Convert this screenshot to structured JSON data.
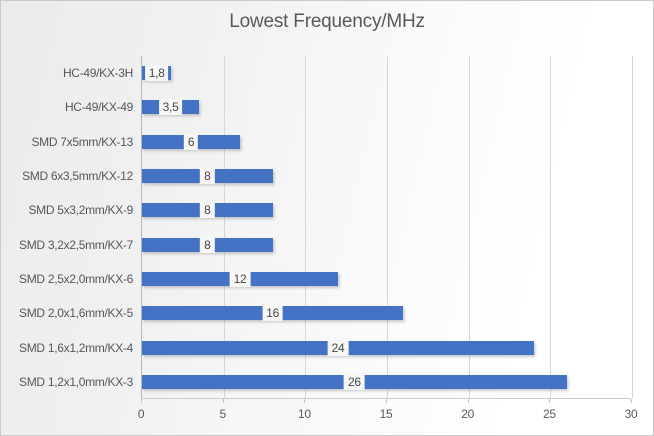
{
  "chart_data": {
    "type": "bar",
    "orientation": "horizontal",
    "title": "Lowest Frequency/MHz",
    "categories": [
      "HC-49/KX-3H",
      "HC-49/KX-49",
      "SMD 7x5mm/KX-13",
      "SMD 6x3,5mm/KX-12",
      "SMD 5x3,2mm/KX-9",
      "SMD 3,2x2,5mm/KX-7",
      "SMD 2,5x2,0mm/KX-6",
      "SMD 2,0x1,6mm/KX-5",
      "SMD 1,6x1,2mm/KX-4",
      "SMD 1,2x1,0mm/KX-3"
    ],
    "values": [
      1.8,
      3.5,
      6,
      8,
      8,
      8,
      12,
      16,
      24,
      26
    ],
    "value_labels": [
      "1,8",
      "3,5",
      "6",
      "8",
      "8",
      "8",
      "12",
      "16",
      "24",
      "26"
    ],
    "xlabel": "",
    "ylabel": "",
    "xlim": [
      0,
      30
    ],
    "xticks": [
      0,
      5,
      10,
      15,
      20,
      25,
      30
    ],
    "xtick_labels": [
      "0",
      "5",
      "10",
      "15",
      "20",
      "25",
      "30"
    ],
    "grid": true,
    "legend_position": "none",
    "data_label_position": "center",
    "colors": {
      "bar": "#4472c4",
      "gridline": "#d6d6d6",
      "axis_line": "#b7b7b7",
      "text": "#595959",
      "title": "#595959",
      "data_label_background": "#f7f7f7",
      "data_label_text": "#474747",
      "chart_border": "#c9c9c9"
    }
  }
}
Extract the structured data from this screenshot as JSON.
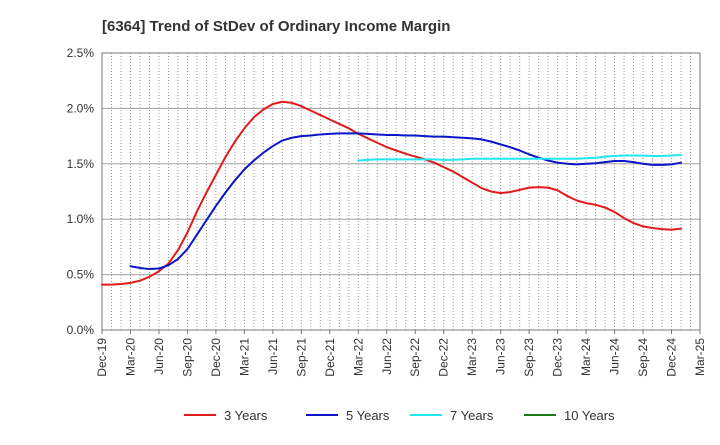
{
  "chart_data": {
    "type": "line",
    "title": "[6364]  Trend of StDev of Ordinary Income Margin",
    "xlabel": "",
    "ylabel": "",
    "ylim": [
      0,
      2.5
    ],
    "y_ticks": [
      "0.0%",
      "0.5%",
      "1.0%",
      "1.5%",
      "2.0%",
      "2.5%"
    ],
    "x_ticks": [
      "Dec-19",
      "Mar-20",
      "Jun-20",
      "Sep-20",
      "Dec-20",
      "Mar-21",
      "Jun-21",
      "Sep-21",
      "Dec-21",
      "Mar-22",
      "Jun-22",
      "Sep-22",
      "Dec-22",
      "Mar-23",
      "Jun-23",
      "Sep-23",
      "Dec-23",
      "Mar-24",
      "Jun-24",
      "Sep-24",
      "Dec-24",
      "Mar-25"
    ],
    "grid": "vertical dotted, horizontal solid",
    "legend_position": "bottom",
    "series": [
      {
        "name": "3 Years",
        "color": "#e31a1c",
        "points": [
          [
            "Dec-19",
            0.41
          ],
          [
            "Jan-20",
            0.41
          ],
          [
            "Feb-20",
            0.415
          ],
          [
            "Mar-20",
            0.425
          ],
          [
            "Apr-20",
            0.445
          ],
          [
            "May-20",
            0.48
          ],
          [
            "Jun-20",
            0.53
          ],
          [
            "Jul-20",
            0.6
          ],
          [
            "Aug-20",
            0.72
          ],
          [
            "Sep-20",
            0.88
          ],
          [
            "Oct-20",
            1.07
          ],
          [
            "Nov-20",
            1.24
          ],
          [
            "Dec-20",
            1.4
          ],
          [
            "Jan-21",
            1.56
          ],
          [
            "Feb-21",
            1.7
          ],
          [
            "Mar-21",
            1.82
          ],
          [
            "Apr-21",
            1.92
          ],
          [
            "May-21",
            1.99
          ],
          [
            "Jun-21",
            2.04
          ],
          [
            "Jul-21",
            2.06
          ],
          [
            "Aug-21",
            2.05
          ],
          [
            "Sep-21",
            2.02
          ],
          [
            "Oct-21",
            1.98
          ],
          [
            "Nov-21",
            1.94
          ],
          [
            "Dec-21",
            1.9
          ],
          [
            "Jan-22",
            1.86
          ],
          [
            "Feb-22",
            1.82
          ],
          [
            "Mar-22",
            1.77
          ],
          [
            "Apr-22",
            1.73
          ],
          [
            "May-22",
            1.69
          ],
          [
            "Jun-22",
            1.65
          ],
          [
            "Jul-22",
            1.62
          ],
          [
            "Aug-22",
            1.59
          ],
          [
            "Sep-22",
            1.565
          ],
          [
            "Oct-22",
            1.54
          ],
          [
            "Nov-22",
            1.51
          ],
          [
            "Dec-22",
            1.47
          ],
          [
            "Jan-23",
            1.43
          ],
          [
            "Feb-23",
            1.38
          ],
          [
            "Mar-23",
            1.33
          ],
          [
            "Apr-23",
            1.28
          ],
          [
            "May-23",
            1.25
          ],
          [
            "Jun-23",
            1.235
          ],
          [
            "Jul-23",
            1.245
          ],
          [
            "Aug-23",
            1.265
          ],
          [
            "Sep-23",
            1.285
          ],
          [
            "Oct-23",
            1.29
          ],
          [
            "Nov-23",
            1.285
          ],
          [
            "Dec-23",
            1.26
          ],
          [
            "Jan-24",
            1.21
          ],
          [
            "Feb-24",
            1.17
          ],
          [
            "Mar-24",
            1.145
          ],
          [
            "Apr-24",
            1.13
          ],
          [
            "May-24",
            1.105
          ],
          [
            "Jun-24",
            1.065
          ],
          [
            "Jul-24",
            1.01
          ],
          [
            "Aug-24",
            0.965
          ],
          [
            "Sep-24",
            0.935
          ],
          [
            "Oct-24",
            0.92
          ],
          [
            "Nov-24",
            0.91
          ],
          [
            "Dec-24",
            0.905
          ],
          [
            "Jan-25",
            0.915
          ]
        ]
      },
      {
        "name": "5 Years",
        "color": "#0a14c8",
        "points": [
          [
            "Mar-20",
            0.575
          ],
          [
            "Apr-20",
            0.56
          ],
          [
            "May-20",
            0.55
          ],
          [
            "Jun-20",
            0.555
          ],
          [
            "Jul-20",
            0.585
          ],
          [
            "Aug-20",
            0.64
          ],
          [
            "Sep-20",
            0.73
          ],
          [
            "Oct-20",
            0.86
          ],
          [
            "Nov-20",
            0.99
          ],
          [
            "Dec-20",
            1.12
          ],
          [
            "Jan-21",
            1.24
          ],
          [
            "Feb-21",
            1.35
          ],
          [
            "Mar-21",
            1.45
          ],
          [
            "Apr-21",
            1.53
          ],
          [
            "May-21",
            1.6
          ],
          [
            "Jun-21",
            1.66
          ],
          [
            "Jul-21",
            1.71
          ],
          [
            "Aug-21",
            1.735
          ],
          [
            "Sep-21",
            1.75
          ],
          [
            "Oct-21",
            1.755
          ],
          [
            "Nov-21",
            1.765
          ],
          [
            "Dec-21",
            1.77
          ],
          [
            "Jan-22",
            1.775
          ],
          [
            "Feb-22",
            1.775
          ],
          [
            "Mar-22",
            1.775
          ],
          [
            "Apr-22",
            1.77
          ],
          [
            "May-22",
            1.765
          ],
          [
            "Jun-22",
            1.76
          ],
          [
            "Jul-22",
            1.76
          ],
          [
            "Aug-22",
            1.755
          ],
          [
            "Sep-22",
            1.755
          ],
          [
            "Oct-22",
            1.75
          ],
          [
            "Nov-22",
            1.745
          ],
          [
            "Dec-22",
            1.745
          ],
          [
            "Jan-23",
            1.74
          ],
          [
            "Feb-23",
            1.735
          ],
          [
            "Mar-23",
            1.73
          ],
          [
            "Apr-23",
            1.72
          ],
          [
            "May-23",
            1.7
          ],
          [
            "Jun-23",
            1.675
          ],
          [
            "Jul-23",
            1.65
          ],
          [
            "Aug-23",
            1.62
          ],
          [
            "Sep-23",
            1.585
          ],
          [
            "Oct-23",
            1.555
          ],
          [
            "Nov-23",
            1.53
          ],
          [
            "Dec-23",
            1.51
          ],
          [
            "Jan-24",
            1.5
          ],
          [
            "Feb-24",
            1.495
          ],
          [
            "Mar-24",
            1.5
          ],
          [
            "Apr-24",
            1.505
          ],
          [
            "May-24",
            1.515
          ],
          [
            "Jun-24",
            1.525
          ],
          [
            "Jul-24",
            1.525
          ],
          [
            "Aug-24",
            1.515
          ],
          [
            "Sep-24",
            1.5
          ],
          [
            "Oct-24",
            1.49
          ],
          [
            "Nov-24",
            1.49
          ],
          [
            "Dec-24",
            1.495
          ],
          [
            "Jan-25",
            1.51
          ]
        ]
      },
      {
        "name": "7 Years",
        "color": "#22e6f0",
        "points": [
          [
            "Mar-22",
            1.53
          ],
          [
            "Apr-22",
            1.535
          ],
          [
            "May-22",
            1.54
          ],
          [
            "Jun-22",
            1.54
          ],
          [
            "Jul-22",
            1.54
          ],
          [
            "Aug-22",
            1.54
          ],
          [
            "Sep-22",
            1.54
          ],
          [
            "Oct-22",
            1.54
          ],
          [
            "Nov-22",
            1.54
          ],
          [
            "Dec-22",
            1.535
          ],
          [
            "Jan-23",
            1.535
          ],
          [
            "Feb-23",
            1.54
          ],
          [
            "Mar-23",
            1.545
          ],
          [
            "Apr-23",
            1.545
          ],
          [
            "May-23",
            1.545
          ],
          [
            "Jun-23",
            1.545
          ],
          [
            "Jul-23",
            1.545
          ],
          [
            "Aug-23",
            1.545
          ],
          [
            "Sep-23",
            1.545
          ],
          [
            "Oct-23",
            1.545
          ],
          [
            "Nov-23",
            1.545
          ],
          [
            "Dec-23",
            1.545
          ],
          [
            "Jan-24",
            1.545
          ],
          [
            "Feb-24",
            1.545
          ],
          [
            "Mar-24",
            1.55
          ],
          [
            "Apr-24",
            1.555
          ],
          [
            "May-24",
            1.565
          ],
          [
            "Jun-24",
            1.57
          ],
          [
            "Jul-24",
            1.575
          ],
          [
            "Aug-24",
            1.575
          ],
          [
            "Sep-24",
            1.575
          ],
          [
            "Oct-24",
            1.57
          ],
          [
            "Nov-24",
            1.57
          ],
          [
            "Dec-24",
            1.575
          ],
          [
            "Jan-25",
            1.58
          ]
        ]
      },
      {
        "name": "10 Years",
        "color": "#1a7a1a",
        "points": []
      }
    ]
  }
}
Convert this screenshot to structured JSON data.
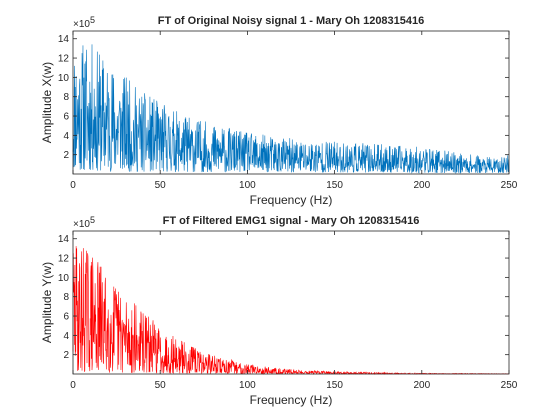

_Required work_
Among the entries above, how many lines hold the string "Years"? Respond with nothing but the number.

_Task answer_
4